→ **PROBLEM REQUIREMENTS**: Write out every entry precisely as given, leaving the pictures out.

→ **Dataset excerpts**:
____________
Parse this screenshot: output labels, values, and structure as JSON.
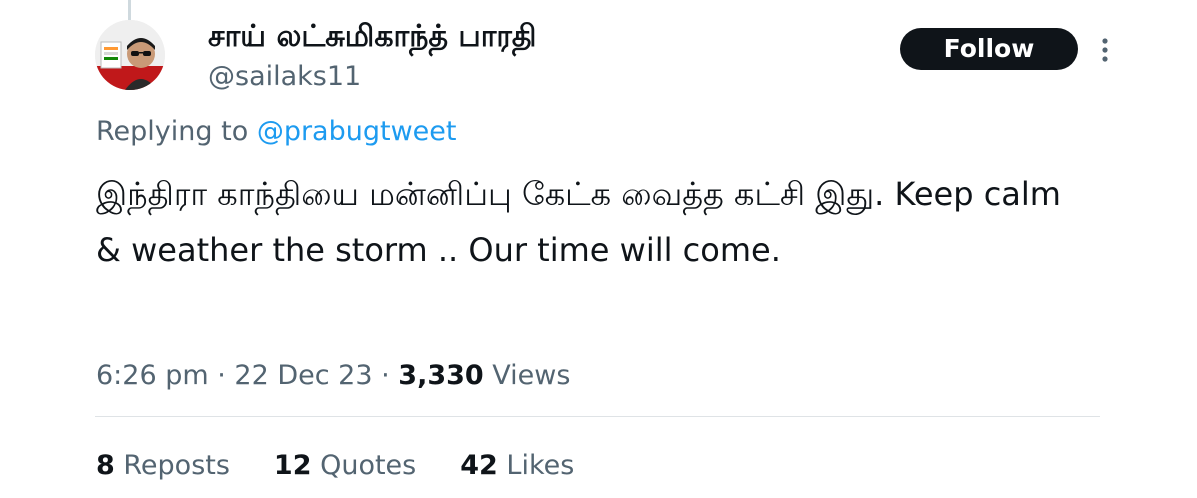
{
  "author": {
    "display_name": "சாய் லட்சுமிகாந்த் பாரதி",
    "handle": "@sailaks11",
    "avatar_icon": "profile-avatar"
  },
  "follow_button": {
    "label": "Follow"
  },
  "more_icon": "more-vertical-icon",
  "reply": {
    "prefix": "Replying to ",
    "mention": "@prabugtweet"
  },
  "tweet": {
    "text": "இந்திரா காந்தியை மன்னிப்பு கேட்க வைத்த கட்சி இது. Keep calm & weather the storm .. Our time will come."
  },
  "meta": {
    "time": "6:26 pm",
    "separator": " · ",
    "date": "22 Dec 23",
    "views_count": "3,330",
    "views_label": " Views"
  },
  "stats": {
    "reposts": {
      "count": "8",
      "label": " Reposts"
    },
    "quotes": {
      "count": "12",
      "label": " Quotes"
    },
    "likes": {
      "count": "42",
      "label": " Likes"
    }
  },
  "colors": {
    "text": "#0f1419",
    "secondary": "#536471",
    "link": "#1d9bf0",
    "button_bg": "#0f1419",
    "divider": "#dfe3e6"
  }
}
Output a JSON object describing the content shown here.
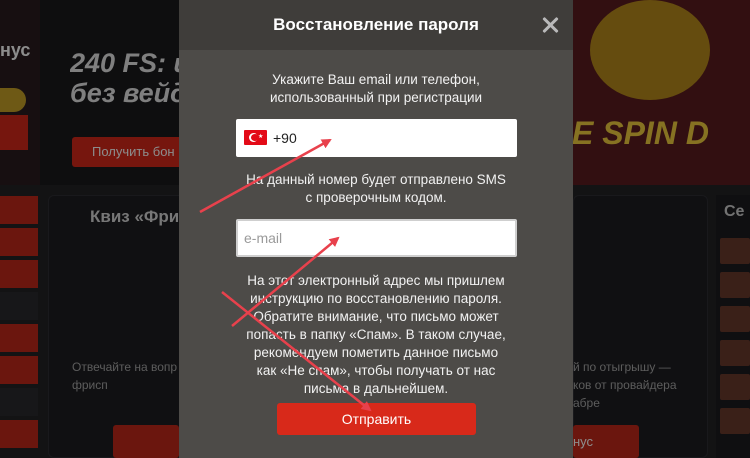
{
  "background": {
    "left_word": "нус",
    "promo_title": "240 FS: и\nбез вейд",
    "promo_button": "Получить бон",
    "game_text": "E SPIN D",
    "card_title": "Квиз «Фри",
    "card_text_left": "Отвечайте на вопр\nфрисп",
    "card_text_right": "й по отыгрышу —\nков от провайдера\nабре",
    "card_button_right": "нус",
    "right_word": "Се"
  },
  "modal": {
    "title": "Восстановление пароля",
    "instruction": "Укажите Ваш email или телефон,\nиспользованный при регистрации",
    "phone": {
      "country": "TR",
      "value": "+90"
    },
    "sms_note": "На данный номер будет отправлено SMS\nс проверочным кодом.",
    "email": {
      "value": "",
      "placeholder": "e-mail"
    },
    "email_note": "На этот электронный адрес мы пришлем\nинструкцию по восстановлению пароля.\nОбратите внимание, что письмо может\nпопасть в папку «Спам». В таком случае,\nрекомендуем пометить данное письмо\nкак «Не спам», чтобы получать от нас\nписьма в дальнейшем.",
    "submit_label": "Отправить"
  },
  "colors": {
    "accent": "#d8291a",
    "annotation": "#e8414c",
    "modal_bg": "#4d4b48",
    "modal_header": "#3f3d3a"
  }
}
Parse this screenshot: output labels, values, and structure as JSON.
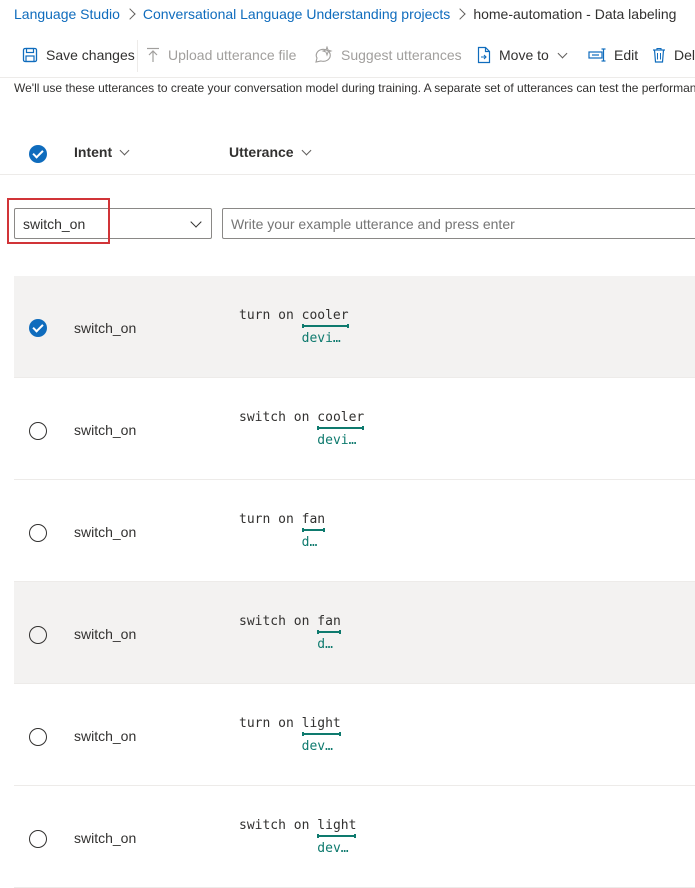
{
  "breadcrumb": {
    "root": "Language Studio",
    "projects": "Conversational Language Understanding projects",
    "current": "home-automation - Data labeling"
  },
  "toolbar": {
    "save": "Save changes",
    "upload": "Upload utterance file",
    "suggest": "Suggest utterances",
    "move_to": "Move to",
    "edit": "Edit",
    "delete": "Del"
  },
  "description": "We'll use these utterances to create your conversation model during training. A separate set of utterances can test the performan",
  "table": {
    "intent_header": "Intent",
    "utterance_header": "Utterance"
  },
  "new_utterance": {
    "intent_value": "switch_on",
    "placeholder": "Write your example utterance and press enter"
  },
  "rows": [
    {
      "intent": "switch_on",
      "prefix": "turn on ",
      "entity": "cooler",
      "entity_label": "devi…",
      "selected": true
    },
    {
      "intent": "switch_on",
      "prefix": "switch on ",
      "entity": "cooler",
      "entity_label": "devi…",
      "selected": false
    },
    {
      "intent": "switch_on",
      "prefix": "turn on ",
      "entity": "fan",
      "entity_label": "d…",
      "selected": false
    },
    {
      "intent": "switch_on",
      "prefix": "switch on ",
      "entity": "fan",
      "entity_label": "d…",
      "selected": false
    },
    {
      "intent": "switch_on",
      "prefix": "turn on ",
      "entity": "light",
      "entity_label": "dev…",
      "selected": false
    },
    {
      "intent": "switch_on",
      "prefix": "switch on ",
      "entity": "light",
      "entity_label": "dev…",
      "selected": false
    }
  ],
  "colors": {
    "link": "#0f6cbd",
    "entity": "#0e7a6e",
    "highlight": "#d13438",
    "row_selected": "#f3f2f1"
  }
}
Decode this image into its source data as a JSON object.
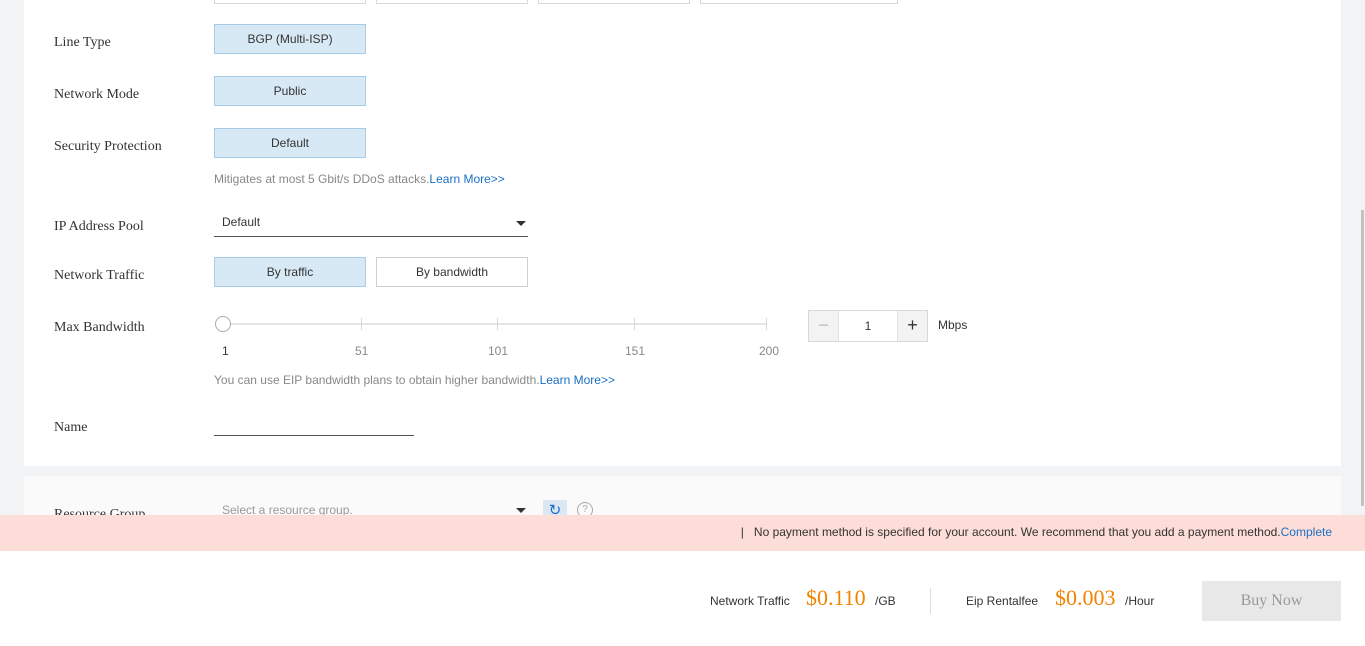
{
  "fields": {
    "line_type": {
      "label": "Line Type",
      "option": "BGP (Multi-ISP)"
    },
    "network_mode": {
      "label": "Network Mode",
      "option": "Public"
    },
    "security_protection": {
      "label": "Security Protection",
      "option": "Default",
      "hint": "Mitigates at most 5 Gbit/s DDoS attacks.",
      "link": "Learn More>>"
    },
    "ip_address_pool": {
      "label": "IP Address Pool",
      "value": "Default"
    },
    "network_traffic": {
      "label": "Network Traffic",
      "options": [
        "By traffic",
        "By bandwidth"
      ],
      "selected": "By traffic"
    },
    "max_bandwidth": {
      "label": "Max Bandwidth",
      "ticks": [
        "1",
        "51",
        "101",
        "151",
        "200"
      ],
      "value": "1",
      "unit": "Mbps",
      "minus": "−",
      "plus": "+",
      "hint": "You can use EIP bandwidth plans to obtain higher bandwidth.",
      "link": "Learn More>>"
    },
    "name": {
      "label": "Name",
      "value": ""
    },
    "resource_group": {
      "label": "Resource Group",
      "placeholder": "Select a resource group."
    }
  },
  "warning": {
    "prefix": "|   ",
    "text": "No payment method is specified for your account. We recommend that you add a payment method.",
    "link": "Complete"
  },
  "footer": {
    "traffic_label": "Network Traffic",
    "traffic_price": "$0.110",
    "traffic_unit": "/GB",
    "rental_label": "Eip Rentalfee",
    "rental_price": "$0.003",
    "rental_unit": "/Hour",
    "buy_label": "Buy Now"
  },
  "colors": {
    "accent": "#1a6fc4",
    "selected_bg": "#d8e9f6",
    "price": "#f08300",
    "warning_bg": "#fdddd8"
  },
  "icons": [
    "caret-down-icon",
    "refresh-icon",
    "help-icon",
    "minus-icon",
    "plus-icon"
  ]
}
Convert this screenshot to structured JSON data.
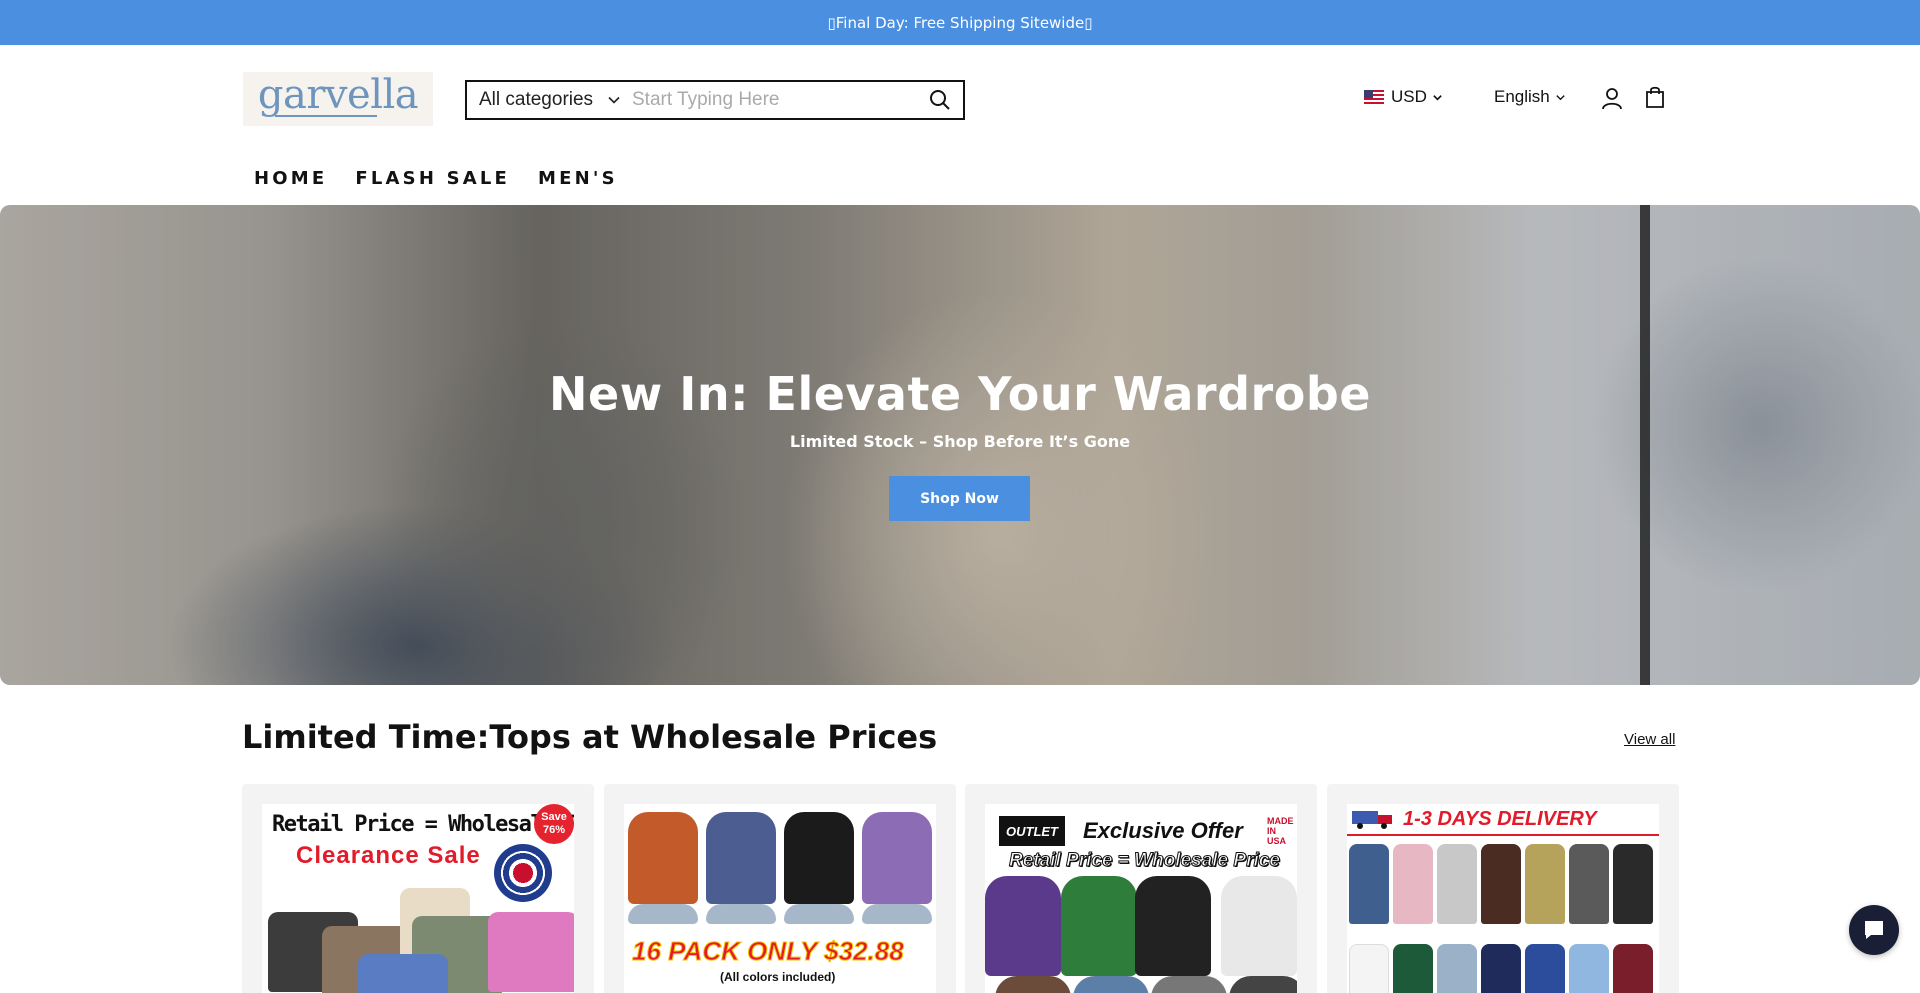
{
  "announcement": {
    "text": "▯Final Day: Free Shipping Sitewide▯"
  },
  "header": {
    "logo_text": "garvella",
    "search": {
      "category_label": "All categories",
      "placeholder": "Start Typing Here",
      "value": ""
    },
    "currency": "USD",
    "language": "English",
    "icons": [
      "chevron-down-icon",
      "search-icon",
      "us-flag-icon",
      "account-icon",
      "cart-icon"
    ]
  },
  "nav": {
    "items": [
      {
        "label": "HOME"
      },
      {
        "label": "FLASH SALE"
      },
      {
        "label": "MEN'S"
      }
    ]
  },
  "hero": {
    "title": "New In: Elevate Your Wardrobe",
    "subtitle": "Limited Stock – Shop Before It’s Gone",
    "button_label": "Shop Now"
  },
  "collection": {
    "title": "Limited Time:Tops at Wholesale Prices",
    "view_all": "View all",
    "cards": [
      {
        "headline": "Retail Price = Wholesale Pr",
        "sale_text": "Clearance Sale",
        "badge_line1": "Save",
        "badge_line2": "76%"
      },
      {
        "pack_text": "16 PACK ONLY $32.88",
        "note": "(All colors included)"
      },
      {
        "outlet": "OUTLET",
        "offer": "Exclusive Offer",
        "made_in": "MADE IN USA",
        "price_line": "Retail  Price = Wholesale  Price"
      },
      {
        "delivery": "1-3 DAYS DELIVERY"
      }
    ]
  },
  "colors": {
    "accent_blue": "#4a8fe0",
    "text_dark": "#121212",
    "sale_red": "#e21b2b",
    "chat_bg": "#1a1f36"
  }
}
____________
→ **CORRECT RESULT**:
Parse this screenshot: output labels, values, and structure as JSON.
{
  "author": {
    "display_name": "சாய் லட்சுமிகாந்த் பாரதி",
    "handle": "@sailaks11",
    "avatar_icon": "profile-avatar"
  },
  "follow_button": {
    "label": "Follow"
  },
  "more_icon": "more-vertical-icon",
  "reply": {
    "prefix": "Replying to ",
    "mention": "@prabugtweet"
  },
  "tweet": {
    "text": "இந்திரா காந்தியை மன்னிப்பு கேட்க வைத்த கட்சி இது. Keep calm & weather the storm .. Our time will come."
  },
  "meta": {
    "time": "6:26 pm",
    "separator": " · ",
    "date": "22 Dec 23",
    "views_count": "3,330",
    "views_label": " Views"
  },
  "stats": {
    "reposts": {
      "count": "8",
      "label": " Reposts"
    },
    "quotes": {
      "count": "12",
      "label": " Quotes"
    },
    "likes": {
      "count": "42",
      "label": " Likes"
    }
  },
  "colors": {
    "text": "#0f1419",
    "secondary": "#536471",
    "link": "#1d9bf0",
    "button_bg": "#0f1419",
    "divider": "#dfe3e6"
  }
}
Output a JSON object describing the content shown here.
{
  "background": {
    "left_word": "нус",
    "promo_title": "240 FS: и\nбез вейд",
    "promo_button": "Получить бон",
    "game_text": "E SPIN D",
    "card_title": "Квиз «Фри",
    "card_text_left": "Отвечайте на вопр\nфрисп",
    "card_text_right": "й по отыгрышу —\nков от провайдера\nабре",
    "card_button_right": "нус",
    "right_word": "Се"
  },
  "modal": {
    "title": "Восстановление пароля",
    "instruction": "Укажите Ваш email или телефон,\nиспользованный при регистрации",
    "phone": {
      "country": "TR",
      "value": "+90"
    },
    "sms_note": "На данный номер будет отправлено SMS\nс проверочным кодом.",
    "email": {
      "value": "",
      "placeholder": "e-mail"
    },
    "email_note": "На этот электронный адрес мы пришлем\nинструкцию по восстановлению пароля.\nОбратите внимание, что письмо может\nпопасть в папку «Спам». В таком случае,\nрекомендуем пометить данное письмо\nкак «Не спам», чтобы получать от нас\nписьма в дальнейшем.",
    "submit_label": "Отправить"
  },
  "colors": {
    "accent": "#d8291a",
    "annotation": "#e8414c",
    "modal_bg": "#4d4b48",
    "modal_header": "#3f3d3a"
  }
}
Parse this screenshot: output labels, values, and structure as JSON.
{
  "breadcrumb": {
    "root": "Language Studio",
    "projects": "Conversational Language Understanding projects",
    "current": "home-automation - Data labeling"
  },
  "toolbar": {
    "save": "Save changes",
    "upload": "Upload utterance file",
    "suggest": "Suggest utterances",
    "move_to": "Move to",
    "edit": "Edit",
    "delete": "Del"
  },
  "description": "We'll use these utterances to create your conversation model during training. A separate set of utterances can test the performan",
  "table": {
    "intent_header": "Intent",
    "utterance_header": "Utterance"
  },
  "new_utterance": {
    "intent_value": "switch_on",
    "placeholder": "Write your example utterance and press enter"
  },
  "rows": [
    {
      "intent": "switch_on",
      "prefix": "turn on ",
      "entity": "cooler",
      "entity_label": "devi…",
      "selected": true
    },
    {
      "intent": "switch_on",
      "prefix": "switch on ",
      "entity": "cooler",
      "entity_label": "devi…",
      "selected": false
    },
    {
      "intent": "switch_on",
      "prefix": "turn on ",
      "entity": "fan",
      "entity_label": "d…",
      "selected": false
    },
    {
      "intent": "switch_on",
      "prefix": "switch on ",
      "entity": "fan",
      "entity_label": "d…",
      "selected": false
    },
    {
      "intent": "switch_on",
      "prefix": "turn on ",
      "entity": "light",
      "entity_label": "dev…",
      "selected": false
    },
    {
      "intent": "switch_on",
      "prefix": "switch on ",
      "entity": "light",
      "entity_label": "dev…",
      "selected": false
    }
  ],
  "colors": {
    "link": "#0f6cbd",
    "entity": "#0e7a6e",
    "highlight": "#d13438",
    "row_selected": "#f3f2f1"
  }
}
Decode this image into its source data as a JSON object.
{
  "fields": {
    "line_type": {
      "label": "Line Type",
      "option": "BGP (Multi-ISP)"
    },
    "network_mode": {
      "label": "Network Mode",
      "option": "Public"
    },
    "security_protection": {
      "label": "Security Protection",
      "option": "Default",
      "hint": "Mitigates at most 5 Gbit/s DDoS attacks.",
      "link": "Learn More>>"
    },
    "ip_address_pool": {
      "label": "IP Address Pool",
      "value": "Default"
    },
    "network_traffic": {
      "label": "Network Traffic",
      "options": [
        "By traffic",
        "By bandwidth"
      ],
      "selected": "By traffic"
    },
    "max_bandwidth": {
      "label": "Max Bandwidth",
      "ticks": [
        "1",
        "51",
        "101",
        "151",
        "200"
      ],
      "value": "1",
      "unit": "Mbps",
      "minus": "−",
      "plus": "+",
      "hint": "You can use EIP bandwidth plans to obtain higher bandwidth.",
      "link": "Learn More>>"
    },
    "name": {
      "label": "Name",
      "value": ""
    },
    "resource_group": {
      "label": "Resource Group",
      "placeholder": "Select a resource group."
    }
  },
  "warning": {
    "prefix": "|   ",
    "text": "No payment method is specified for your account. We recommend that you add a payment method.",
    "link": "Complete"
  },
  "footer": {
    "traffic_label": "Network Traffic",
    "traffic_price": "$0.110",
    "traffic_unit": "/GB",
    "rental_label": "Eip Rentalfee",
    "rental_price": "$0.003",
    "rental_unit": "/Hour",
    "buy_label": "Buy Now"
  },
  "colors": {
    "accent": "#1a6fc4",
    "selected_bg": "#d8e9f6",
    "price": "#f08300",
    "warning_bg": "#fdddd8"
  },
  "icons": [
    "caret-down-icon",
    "refresh-icon",
    "help-icon",
    "minus-icon",
    "plus-icon"
  ]
}
Convert this screenshot to structured JSON data.
{
  "announcement": {
    "text": "▯Final Day: Free Shipping Sitewide▯"
  },
  "header": {
    "logo_text": "garvella",
    "search": {
      "category_label": "All categories",
      "placeholder": "Start Typing Here",
      "value": ""
    },
    "currency": "USD",
    "language": "English",
    "icons": [
      "chevron-down-icon",
      "search-icon",
      "us-flag-icon",
      "account-icon",
      "cart-icon"
    ]
  },
  "nav": {
    "items": [
      {
        "label": "HOME"
      },
      {
        "label": "FLASH SALE"
      },
      {
        "label": "MEN'S"
      }
    ]
  },
  "hero": {
    "title": "New In: Elevate Your Wardrobe",
    "subtitle": "Limited Stock – Shop Before It’s Gone",
    "button_label": "Shop Now"
  },
  "collection": {
    "title": "Limited Time:Tops at Wholesale Prices",
    "view_all": "View all",
    "cards": [
      {
        "headline": "Retail Price = Wholesale Pr",
        "sale_text": "Clearance Sale",
        "badge_line1": "Save",
        "badge_line2": "76%"
      },
      {
        "pack_text": "16 PACK ONLY $32.88",
        "note": "(All colors included)"
      },
      {
        "outlet": "OUTLET",
        "offer": "Exclusive Offer",
        "made_in": "MADE IN USA",
        "price_line": "Retail  Price = Wholesale  Price"
      },
      {
        "delivery": "1-3 DAYS DELIVERY"
      }
    ]
  },
  "colors": {
    "accent_blue": "#4a8fe0",
    "text_dark": "#121212",
    "sale_red": "#e21b2b",
    "chat_bg": "#1a1f36"
  }
}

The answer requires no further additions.